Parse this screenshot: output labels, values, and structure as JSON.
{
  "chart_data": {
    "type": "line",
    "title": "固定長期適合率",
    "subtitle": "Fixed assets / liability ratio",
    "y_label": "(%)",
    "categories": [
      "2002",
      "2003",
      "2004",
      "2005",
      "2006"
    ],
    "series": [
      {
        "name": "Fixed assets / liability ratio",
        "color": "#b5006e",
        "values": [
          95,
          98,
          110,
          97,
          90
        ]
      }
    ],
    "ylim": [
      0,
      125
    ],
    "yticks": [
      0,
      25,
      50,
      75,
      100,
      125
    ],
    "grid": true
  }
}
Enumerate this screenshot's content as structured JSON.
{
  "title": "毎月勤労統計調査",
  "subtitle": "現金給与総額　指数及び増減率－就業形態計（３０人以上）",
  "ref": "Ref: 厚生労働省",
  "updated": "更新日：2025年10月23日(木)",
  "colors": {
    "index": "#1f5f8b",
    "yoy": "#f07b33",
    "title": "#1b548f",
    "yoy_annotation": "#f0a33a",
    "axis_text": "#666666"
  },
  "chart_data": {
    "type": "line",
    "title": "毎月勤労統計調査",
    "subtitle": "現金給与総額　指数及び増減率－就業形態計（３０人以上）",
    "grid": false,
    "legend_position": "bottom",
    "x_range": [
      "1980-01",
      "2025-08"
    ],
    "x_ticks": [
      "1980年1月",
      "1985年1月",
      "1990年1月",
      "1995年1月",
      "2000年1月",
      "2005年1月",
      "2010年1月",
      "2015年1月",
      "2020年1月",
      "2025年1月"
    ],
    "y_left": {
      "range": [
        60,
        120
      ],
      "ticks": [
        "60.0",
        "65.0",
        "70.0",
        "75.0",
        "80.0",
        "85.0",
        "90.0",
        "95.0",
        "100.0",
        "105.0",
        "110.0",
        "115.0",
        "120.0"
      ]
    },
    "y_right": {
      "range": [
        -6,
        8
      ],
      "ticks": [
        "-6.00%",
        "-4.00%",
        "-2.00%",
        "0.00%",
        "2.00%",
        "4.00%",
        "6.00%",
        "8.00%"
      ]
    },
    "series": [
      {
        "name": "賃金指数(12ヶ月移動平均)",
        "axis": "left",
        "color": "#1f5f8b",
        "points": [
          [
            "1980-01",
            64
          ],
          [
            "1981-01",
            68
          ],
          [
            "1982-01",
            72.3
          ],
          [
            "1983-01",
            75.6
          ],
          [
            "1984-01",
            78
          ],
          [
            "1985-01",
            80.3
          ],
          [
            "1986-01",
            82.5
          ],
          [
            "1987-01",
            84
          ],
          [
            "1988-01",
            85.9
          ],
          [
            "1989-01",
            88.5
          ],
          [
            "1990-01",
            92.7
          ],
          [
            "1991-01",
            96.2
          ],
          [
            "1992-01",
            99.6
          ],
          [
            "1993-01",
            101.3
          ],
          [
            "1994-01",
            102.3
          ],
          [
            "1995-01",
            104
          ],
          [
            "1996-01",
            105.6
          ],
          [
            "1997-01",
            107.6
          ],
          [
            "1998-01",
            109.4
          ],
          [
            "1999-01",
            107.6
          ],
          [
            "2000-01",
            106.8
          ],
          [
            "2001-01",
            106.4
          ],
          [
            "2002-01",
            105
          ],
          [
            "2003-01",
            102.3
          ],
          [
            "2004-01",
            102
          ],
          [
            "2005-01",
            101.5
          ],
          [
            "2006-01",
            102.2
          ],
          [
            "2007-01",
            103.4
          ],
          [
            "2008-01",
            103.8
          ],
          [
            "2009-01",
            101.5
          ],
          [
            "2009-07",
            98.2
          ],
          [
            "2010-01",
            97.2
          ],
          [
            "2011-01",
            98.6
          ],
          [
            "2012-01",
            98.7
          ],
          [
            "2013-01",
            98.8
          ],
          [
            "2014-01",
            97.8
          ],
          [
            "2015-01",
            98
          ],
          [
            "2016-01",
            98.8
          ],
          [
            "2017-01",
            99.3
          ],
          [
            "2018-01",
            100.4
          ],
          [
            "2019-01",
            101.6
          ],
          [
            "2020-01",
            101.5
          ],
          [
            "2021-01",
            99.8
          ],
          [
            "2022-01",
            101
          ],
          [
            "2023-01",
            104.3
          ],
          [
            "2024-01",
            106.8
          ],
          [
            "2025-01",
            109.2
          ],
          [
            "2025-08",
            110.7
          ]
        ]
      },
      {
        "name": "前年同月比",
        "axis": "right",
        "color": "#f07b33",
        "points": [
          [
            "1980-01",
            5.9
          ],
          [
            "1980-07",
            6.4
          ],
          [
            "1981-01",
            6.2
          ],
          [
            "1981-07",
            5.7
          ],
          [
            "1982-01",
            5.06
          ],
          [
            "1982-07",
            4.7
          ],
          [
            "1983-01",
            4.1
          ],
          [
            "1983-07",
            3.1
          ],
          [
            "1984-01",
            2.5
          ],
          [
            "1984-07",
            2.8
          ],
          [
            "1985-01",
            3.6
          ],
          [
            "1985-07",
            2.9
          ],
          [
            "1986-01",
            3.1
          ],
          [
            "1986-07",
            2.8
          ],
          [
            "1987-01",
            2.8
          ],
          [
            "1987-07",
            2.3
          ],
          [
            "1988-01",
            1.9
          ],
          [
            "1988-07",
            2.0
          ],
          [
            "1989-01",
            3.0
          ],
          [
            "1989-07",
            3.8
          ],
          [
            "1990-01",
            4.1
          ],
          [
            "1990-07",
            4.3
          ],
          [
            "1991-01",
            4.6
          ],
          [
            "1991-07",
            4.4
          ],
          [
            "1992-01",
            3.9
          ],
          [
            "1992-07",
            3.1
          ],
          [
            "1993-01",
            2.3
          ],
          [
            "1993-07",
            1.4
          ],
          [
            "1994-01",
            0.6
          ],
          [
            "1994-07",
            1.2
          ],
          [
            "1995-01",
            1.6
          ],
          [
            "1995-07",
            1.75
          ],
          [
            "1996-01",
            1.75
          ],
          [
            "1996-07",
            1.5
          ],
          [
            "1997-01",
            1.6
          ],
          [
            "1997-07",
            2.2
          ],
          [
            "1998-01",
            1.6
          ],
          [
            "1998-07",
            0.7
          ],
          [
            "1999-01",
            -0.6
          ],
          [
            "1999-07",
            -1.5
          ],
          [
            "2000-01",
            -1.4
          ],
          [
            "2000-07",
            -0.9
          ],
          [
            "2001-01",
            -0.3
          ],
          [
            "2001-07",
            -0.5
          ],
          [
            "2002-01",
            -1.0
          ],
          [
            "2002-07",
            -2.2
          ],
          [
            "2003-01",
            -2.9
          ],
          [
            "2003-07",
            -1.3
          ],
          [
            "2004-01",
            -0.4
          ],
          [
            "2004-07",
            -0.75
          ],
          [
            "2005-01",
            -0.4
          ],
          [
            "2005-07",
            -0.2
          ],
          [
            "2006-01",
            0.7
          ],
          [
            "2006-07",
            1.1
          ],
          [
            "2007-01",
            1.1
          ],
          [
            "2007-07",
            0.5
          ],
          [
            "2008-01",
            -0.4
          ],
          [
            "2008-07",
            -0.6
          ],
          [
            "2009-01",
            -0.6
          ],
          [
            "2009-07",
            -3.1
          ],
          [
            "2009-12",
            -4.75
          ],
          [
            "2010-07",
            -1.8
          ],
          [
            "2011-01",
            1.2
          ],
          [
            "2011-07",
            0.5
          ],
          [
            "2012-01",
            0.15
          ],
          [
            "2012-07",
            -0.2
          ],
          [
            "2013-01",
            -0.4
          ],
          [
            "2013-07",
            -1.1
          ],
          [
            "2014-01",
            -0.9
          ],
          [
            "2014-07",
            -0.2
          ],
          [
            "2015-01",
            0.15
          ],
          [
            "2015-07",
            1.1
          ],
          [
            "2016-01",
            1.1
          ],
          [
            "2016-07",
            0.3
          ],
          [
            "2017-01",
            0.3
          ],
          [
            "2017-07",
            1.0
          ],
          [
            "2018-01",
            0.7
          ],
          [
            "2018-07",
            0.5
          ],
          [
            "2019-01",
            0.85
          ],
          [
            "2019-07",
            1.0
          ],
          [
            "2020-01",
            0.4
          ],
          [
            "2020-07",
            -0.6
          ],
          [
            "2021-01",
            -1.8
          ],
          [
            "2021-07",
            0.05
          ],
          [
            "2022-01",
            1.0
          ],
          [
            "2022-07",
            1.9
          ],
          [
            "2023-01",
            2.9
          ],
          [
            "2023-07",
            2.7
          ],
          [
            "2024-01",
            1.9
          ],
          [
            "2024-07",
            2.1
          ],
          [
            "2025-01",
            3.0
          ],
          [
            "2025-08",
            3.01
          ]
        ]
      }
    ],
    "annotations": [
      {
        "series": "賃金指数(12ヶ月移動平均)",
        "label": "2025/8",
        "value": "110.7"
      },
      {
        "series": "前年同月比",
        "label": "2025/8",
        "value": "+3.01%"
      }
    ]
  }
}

____

The request: Go through the records above and copy every line with the word "就業形態計".

Task result:
  "subtitle": "現金給与総額　指数及び増減率－就業形態計（３０人以上）",
    "subtitle": "現金給与総額　指数及び増減率－就業形態計（３０人以上）",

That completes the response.